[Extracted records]
-- -- --

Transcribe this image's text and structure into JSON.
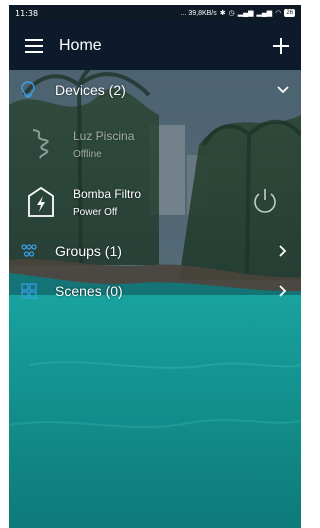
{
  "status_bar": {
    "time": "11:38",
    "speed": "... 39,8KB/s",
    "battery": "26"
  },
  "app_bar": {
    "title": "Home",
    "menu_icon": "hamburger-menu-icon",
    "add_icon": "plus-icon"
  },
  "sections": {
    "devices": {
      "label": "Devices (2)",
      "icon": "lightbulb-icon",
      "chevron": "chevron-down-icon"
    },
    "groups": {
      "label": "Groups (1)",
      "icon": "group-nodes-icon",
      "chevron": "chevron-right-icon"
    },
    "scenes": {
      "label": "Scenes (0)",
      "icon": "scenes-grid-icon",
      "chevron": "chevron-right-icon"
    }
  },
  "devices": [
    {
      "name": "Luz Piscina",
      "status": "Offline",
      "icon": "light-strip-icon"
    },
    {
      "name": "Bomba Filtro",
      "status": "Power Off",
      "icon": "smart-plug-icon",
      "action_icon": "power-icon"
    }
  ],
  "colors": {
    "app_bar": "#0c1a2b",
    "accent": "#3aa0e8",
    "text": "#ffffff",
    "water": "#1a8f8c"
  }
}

-- -- --

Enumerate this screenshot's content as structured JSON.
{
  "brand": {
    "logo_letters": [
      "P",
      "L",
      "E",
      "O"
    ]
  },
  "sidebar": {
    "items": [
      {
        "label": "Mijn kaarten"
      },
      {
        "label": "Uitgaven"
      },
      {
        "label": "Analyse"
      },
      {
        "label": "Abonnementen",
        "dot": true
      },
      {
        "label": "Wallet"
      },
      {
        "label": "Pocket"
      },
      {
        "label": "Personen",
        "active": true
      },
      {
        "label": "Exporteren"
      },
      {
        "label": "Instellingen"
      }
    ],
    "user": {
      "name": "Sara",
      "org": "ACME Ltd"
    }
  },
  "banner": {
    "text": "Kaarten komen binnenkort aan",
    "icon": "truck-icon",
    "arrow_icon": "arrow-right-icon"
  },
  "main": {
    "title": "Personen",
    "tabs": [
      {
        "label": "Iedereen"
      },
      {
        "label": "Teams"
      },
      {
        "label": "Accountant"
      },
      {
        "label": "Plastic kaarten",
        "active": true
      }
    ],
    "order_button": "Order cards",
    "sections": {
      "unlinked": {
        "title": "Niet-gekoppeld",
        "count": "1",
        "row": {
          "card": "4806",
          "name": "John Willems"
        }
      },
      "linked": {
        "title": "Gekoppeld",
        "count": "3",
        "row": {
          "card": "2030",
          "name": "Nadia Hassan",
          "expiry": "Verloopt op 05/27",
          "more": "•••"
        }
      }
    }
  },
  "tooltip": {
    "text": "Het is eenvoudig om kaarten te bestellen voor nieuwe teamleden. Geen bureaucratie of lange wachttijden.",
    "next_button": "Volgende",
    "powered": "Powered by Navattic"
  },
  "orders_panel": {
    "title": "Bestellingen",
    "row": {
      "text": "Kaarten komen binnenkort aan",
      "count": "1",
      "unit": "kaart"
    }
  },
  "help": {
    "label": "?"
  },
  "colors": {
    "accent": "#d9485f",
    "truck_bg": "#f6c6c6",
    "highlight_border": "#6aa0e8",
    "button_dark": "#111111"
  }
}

-- -- --

STATED PROBLEM =>
Copy out every line holding the string "text".

EXPECTED ANSWER =>
Transcribe this image's text and structure into JSON.
    "text": "#ffffff",
    "text": "Kaarten komen binnenkort aan",
    "text": "Het is eenvoudig om kaarten te bestellen voor nieuwe teamleden. Geen bureaucratie of lange wachttijden.",
      "text": "Kaarten komen binnenkort aan",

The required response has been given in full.